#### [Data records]
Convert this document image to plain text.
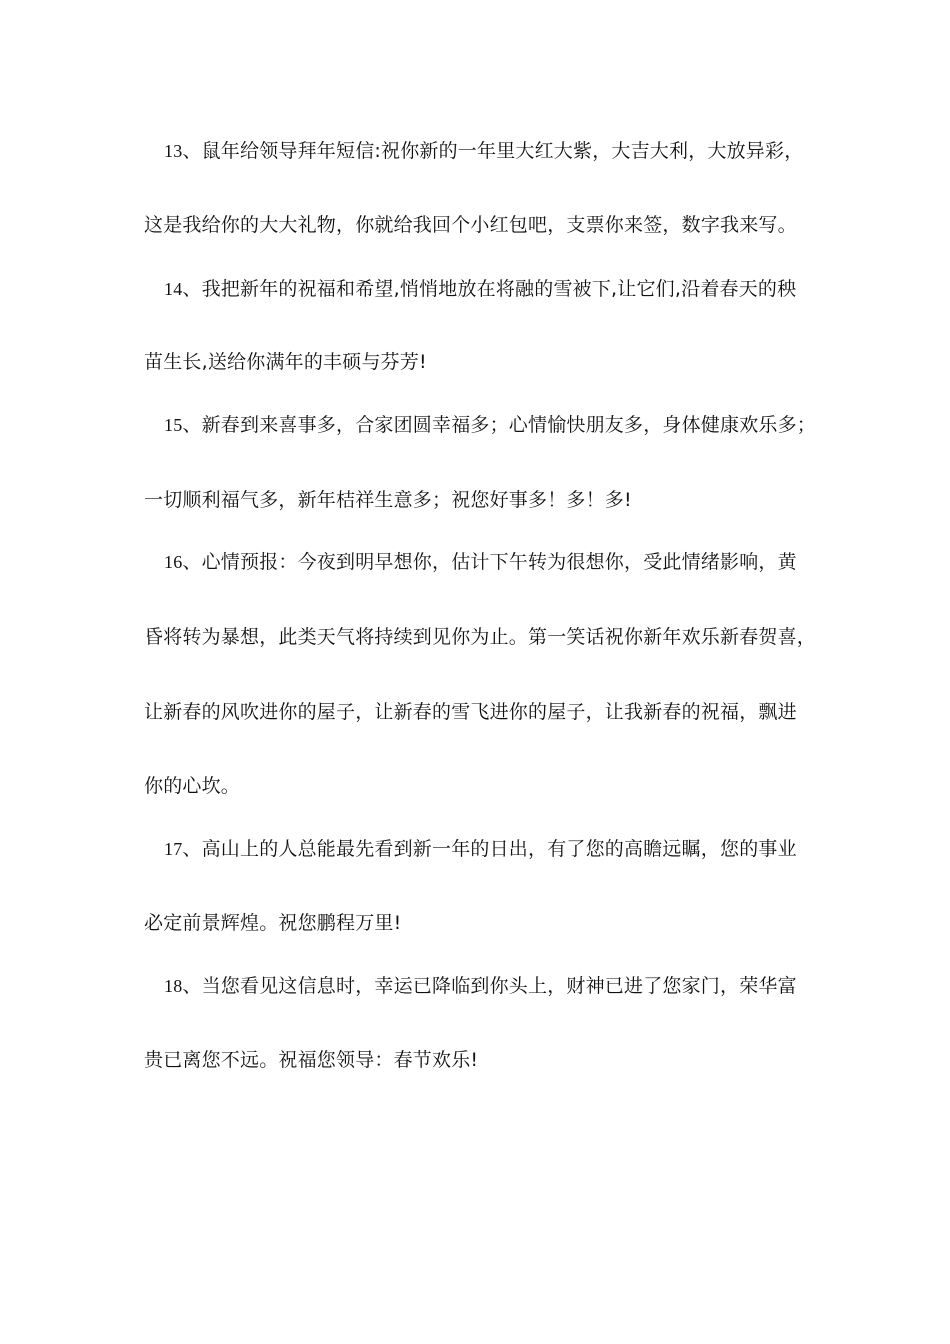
13、鼠年给领导拜年短信:祝你新的一年里大红大紫，大吉大利，大放异彩，
这是我给你的大大礼物，你就给我回个小红包吧，支票你来签，数字我来写。
14、我把新年的祝福和希望,悄悄地放在将融的雪被下,让它们,沿着春天的秧
苗生长,送给你满年的丰硕与芬芳!
15、新春到来喜事多，合家团圆幸福多；心情愉快朋友多，身体健康欢乐多；
一切顺利福气多，新年桔祥生意多；祝您好事多！多！多!
16、心情预报：今夜到明早想你，估计下午转为很想你，受此情绪影响，黄
昏将转为暴想，此类天气将持续到见你为止。第一笑话祝你新年欢乐新春贺喜，
让新春的风吹进你的屋子，让新春的雪飞进你的屋子，让我新春的祝福，飘进
你的心坎。
17、高山上的人总能最先看到新一年的日出，有了您的高瞻远瞩，您的事业
必定前景辉煌。祝您鹏程万里!
18、当您看见这信息时，幸运已降临到你头上，财神已进了您家门，荣华富
贵已离您不远。祝福您领导：春节欢乐!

#### [What to do]
Print the complete listing exactly, apart from any pictures.

#### [Output for this task]
Convert this document image to plain text.
13、鼠年给领导拜年短信:祝你新的一年里大红大紫，大吉大利，大放异彩，
这是我给你的大大礼物，你就给我回个小红包吧，支票你来签，数字我来写。
14、我把新年的祝福和希望,悄悄地放在将融的雪被下,让它们,沿着春天的秧
苗生长,送给你满年的丰硕与芬芳!
15、新春到来喜事多，合家团圆幸福多；心情愉快朋友多，身体健康欢乐多；
一切顺利福气多，新年桔祥生意多；祝您好事多！多！多!
16、心情预报：今夜到明早想你，估计下午转为很想你，受此情绪影响，黄
昏将转为暴想，此类天气将持续到见你为止。第一笑话祝你新年欢乐新春贺喜，
让新春的风吹进你的屋子，让新春的雪飞进你的屋子，让我新春的祝福，飘进
你的心坎。
17、高山上的人总能最先看到新一年的日出，有了您的高瞻远瞩，您的事业
必定前景辉煌。祝您鹏程万里!
18、当您看见这信息时，幸运已降临到你头上，财神已进了您家门，荣华富
贵已离您不远。祝福您领导：春节欢乐!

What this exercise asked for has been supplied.